::: SUPPLIED ENTRIES :::

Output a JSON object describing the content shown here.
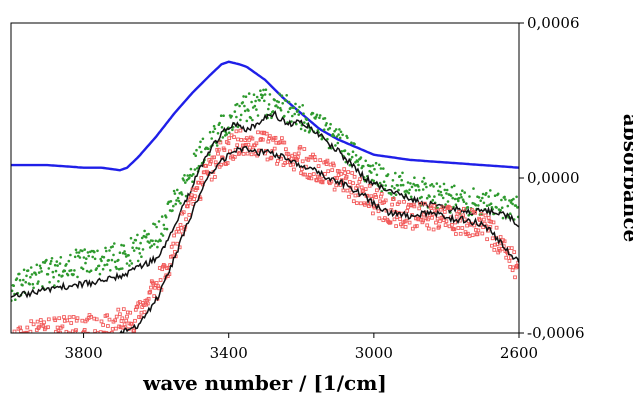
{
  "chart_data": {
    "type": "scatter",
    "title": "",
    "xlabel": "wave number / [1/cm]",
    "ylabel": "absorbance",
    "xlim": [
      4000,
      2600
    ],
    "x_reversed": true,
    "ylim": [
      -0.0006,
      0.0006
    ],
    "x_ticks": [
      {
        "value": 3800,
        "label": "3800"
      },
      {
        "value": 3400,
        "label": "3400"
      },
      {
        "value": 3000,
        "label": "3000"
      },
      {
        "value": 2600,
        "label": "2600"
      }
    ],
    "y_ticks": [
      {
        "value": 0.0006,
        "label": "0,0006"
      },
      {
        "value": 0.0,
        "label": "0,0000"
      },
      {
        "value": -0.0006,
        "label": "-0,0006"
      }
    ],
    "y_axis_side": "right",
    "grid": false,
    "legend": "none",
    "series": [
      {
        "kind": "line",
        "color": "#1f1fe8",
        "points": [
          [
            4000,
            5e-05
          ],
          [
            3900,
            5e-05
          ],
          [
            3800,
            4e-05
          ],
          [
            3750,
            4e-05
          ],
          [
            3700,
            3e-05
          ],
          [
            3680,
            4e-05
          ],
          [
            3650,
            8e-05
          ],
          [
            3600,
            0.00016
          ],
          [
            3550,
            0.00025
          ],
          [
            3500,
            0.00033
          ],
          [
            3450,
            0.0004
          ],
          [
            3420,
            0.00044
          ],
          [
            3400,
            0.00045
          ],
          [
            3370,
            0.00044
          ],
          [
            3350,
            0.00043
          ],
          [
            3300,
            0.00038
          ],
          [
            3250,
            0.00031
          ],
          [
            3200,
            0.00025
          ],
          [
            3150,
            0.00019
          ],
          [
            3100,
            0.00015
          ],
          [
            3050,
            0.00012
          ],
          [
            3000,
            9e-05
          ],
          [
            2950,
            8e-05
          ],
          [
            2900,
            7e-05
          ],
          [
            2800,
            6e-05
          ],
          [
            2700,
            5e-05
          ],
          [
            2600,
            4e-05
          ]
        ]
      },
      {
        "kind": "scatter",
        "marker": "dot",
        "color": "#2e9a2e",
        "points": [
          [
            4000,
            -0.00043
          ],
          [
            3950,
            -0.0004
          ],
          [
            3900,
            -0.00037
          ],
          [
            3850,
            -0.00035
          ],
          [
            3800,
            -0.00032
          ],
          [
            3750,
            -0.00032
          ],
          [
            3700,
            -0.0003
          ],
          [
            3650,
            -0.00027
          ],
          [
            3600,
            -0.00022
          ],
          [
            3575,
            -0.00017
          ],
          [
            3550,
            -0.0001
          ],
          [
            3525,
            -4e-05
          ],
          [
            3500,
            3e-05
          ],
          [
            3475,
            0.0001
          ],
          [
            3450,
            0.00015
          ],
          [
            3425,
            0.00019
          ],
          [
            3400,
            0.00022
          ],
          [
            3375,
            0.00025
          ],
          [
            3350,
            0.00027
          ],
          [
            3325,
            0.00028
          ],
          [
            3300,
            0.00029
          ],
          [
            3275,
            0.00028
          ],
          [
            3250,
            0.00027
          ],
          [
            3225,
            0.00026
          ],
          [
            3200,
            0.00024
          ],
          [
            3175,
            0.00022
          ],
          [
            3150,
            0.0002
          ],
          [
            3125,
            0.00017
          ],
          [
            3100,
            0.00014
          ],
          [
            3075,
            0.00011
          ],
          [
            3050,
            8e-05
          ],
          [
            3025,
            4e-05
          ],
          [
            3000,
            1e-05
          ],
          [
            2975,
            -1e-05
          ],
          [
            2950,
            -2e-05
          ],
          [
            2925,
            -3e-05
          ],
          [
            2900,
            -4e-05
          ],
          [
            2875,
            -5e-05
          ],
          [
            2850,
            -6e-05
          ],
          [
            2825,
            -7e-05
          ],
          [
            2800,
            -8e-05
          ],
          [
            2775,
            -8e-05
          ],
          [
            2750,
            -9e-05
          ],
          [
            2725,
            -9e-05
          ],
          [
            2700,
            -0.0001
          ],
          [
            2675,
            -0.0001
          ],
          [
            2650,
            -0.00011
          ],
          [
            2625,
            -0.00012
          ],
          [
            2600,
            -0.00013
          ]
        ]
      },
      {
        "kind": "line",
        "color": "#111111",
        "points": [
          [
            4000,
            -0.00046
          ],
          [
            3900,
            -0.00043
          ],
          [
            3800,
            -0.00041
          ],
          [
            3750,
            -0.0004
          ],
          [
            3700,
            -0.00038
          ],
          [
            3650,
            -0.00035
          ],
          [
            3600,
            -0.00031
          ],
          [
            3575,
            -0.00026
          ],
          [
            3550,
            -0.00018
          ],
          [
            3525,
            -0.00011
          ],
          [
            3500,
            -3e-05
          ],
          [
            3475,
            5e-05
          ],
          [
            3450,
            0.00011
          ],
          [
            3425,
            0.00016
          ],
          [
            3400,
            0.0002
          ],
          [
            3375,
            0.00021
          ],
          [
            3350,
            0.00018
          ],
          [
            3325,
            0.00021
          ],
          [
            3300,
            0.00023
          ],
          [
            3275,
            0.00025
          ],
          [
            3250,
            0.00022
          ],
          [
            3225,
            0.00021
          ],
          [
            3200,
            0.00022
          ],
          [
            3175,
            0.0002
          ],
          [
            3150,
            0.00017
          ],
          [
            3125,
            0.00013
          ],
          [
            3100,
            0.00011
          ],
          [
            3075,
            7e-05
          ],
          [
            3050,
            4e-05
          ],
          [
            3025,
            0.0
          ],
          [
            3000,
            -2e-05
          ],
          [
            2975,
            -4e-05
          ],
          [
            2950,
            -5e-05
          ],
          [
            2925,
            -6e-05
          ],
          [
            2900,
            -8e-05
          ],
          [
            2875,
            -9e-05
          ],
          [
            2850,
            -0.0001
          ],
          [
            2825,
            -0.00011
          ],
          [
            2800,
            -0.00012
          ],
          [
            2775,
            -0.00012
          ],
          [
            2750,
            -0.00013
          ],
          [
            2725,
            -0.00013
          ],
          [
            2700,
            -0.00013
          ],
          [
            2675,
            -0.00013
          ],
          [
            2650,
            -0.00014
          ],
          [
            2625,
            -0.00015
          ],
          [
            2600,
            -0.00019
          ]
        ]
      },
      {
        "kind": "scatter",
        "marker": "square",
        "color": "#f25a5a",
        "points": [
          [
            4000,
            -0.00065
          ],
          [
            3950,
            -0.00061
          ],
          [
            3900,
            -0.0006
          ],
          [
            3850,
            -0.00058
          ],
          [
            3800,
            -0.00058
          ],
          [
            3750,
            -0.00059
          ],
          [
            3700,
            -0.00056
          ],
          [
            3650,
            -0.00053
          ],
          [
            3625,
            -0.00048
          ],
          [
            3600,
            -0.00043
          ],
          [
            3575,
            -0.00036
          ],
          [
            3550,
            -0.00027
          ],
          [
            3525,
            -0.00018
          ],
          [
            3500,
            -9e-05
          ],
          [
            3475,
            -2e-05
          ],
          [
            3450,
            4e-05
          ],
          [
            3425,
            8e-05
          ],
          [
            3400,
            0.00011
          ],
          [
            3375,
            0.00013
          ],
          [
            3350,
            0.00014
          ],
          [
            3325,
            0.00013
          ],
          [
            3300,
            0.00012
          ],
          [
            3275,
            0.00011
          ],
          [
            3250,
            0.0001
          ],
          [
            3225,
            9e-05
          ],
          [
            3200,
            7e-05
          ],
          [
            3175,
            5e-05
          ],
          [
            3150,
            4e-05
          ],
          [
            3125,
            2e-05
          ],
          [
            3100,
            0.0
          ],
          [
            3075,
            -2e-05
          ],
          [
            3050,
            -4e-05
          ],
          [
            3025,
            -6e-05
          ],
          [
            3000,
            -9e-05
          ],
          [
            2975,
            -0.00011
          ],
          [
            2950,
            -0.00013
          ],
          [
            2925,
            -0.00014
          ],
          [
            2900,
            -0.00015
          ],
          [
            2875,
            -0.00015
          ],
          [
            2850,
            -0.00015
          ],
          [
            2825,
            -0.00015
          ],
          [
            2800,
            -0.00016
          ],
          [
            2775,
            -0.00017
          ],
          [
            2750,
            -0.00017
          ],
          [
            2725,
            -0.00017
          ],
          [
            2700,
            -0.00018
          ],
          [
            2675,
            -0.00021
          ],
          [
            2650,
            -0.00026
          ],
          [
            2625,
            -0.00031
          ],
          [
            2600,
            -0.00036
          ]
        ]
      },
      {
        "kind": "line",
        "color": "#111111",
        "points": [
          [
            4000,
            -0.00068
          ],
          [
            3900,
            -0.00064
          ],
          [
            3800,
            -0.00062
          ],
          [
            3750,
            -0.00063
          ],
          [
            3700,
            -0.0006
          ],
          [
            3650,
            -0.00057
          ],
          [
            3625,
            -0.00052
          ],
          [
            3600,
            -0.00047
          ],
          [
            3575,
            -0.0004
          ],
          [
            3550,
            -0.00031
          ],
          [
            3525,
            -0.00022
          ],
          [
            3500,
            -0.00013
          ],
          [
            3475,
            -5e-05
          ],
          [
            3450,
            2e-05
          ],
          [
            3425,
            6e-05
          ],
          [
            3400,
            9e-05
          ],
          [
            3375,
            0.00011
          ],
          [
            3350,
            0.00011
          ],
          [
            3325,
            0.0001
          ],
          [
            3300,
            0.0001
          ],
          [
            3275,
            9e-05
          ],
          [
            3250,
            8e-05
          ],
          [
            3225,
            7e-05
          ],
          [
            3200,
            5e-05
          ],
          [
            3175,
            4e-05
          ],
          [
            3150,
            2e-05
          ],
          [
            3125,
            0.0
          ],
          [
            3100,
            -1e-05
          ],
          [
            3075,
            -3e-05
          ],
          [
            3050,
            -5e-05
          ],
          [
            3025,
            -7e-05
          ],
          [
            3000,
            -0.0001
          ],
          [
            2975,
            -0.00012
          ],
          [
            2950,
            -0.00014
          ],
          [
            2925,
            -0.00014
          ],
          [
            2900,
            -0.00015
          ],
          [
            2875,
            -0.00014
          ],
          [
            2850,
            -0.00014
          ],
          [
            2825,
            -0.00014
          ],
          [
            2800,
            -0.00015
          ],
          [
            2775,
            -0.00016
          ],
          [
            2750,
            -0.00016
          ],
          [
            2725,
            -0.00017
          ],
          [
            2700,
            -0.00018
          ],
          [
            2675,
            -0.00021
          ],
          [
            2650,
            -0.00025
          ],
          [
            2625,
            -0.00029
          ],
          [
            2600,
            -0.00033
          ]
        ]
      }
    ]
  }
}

:::

• [GIVEN EXERCISE]: From the listing above, return each line with the word "color".

• [EXERCISE SOLUTION]:
        "color": "#1f1fe8",
        "color": "#2e9a2e",
        "color": "#111111",
        "color": "#f25a5a",
        "color": "#111111",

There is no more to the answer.